-------- Material for the task

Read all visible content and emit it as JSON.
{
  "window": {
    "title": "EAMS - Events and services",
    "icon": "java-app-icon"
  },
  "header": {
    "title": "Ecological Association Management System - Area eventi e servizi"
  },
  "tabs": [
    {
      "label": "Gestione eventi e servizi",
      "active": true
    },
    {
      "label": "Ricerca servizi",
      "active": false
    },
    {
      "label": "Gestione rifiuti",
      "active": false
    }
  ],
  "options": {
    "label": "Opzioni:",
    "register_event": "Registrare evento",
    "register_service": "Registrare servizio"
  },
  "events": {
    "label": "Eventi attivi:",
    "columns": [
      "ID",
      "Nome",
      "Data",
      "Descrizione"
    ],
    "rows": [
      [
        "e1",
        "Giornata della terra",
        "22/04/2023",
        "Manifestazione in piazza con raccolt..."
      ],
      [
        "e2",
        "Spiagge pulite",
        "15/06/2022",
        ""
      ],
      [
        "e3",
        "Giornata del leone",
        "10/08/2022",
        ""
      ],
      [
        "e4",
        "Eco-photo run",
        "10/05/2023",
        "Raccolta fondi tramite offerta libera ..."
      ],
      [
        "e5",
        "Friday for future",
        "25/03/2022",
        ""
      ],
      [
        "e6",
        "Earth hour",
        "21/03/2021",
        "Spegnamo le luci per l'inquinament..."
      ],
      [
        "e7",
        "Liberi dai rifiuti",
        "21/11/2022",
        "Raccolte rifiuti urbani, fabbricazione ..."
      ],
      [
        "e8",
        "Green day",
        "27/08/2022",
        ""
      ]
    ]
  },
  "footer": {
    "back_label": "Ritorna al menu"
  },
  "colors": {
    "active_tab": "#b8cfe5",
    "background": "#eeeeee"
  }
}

----------------

# Work to do
Each entry above needs to be retyped exactly.

# Task answer
Read all visible content and emit it as JSON.
{
  "window": {
    "title": "EAMS - Events and services",
    "icon": "java-app-icon"
  },
  "header": {
    "title": "Ecological Association Management System - Area eventi e servizi"
  },
  "tabs": [
    {
      "label": "Gestione eventi e servizi",
      "active": true
    },
    {
      "label": "Ricerca servizi",
      "active": false
    },
    {
      "label": "Gestione rifiuti",
      "active": false
    }
  ],
  "options": {
    "label": "Opzioni:",
    "register_event": "Registrare evento",
    "register_service": "Registrare servizio"
  },
  "events": {
    "label": "Eventi attivi:",
    "columns": [
      "ID",
      "Nome",
      "Data",
      "Descrizione"
    ],
    "rows": [
      [
        "e1",
        "Giornata della terra",
        "22/04/2023",
        "Manifestazione in piazza con raccolt..."
      ],
      [
        "e2",
        "Spiagge pulite",
        "15/06/2022",
        ""
      ],
      [
        "e3",
        "Giornata del leone",
        "10/08/2022",
        ""
      ],
      [
        "e4",
        "Eco-photo run",
        "10/05/2023",
        "Raccolta fondi tramite offerta libera ..."
      ],
      [
        "e5",
        "Friday for future",
        "25/03/2022",
        ""
      ],
      [
        "e6",
        "Earth hour",
        "21/03/2021",
        "Spegnamo le luci per l'inquinament..."
      ],
      [
        "e7",
        "Liberi dai rifiuti",
        "21/11/2022",
        "Raccolte rifiuti urbani, fabbricazione ..."
      ],
      [
        "e8",
        "Green day",
        "27/08/2022",
        ""
      ]
    ]
  },
  "footer": {
    "back_label": "Ritorna al menu"
  },
  "colors": {
    "active_tab": "#b8cfe5",
    "background": "#eeeeee"
  }
}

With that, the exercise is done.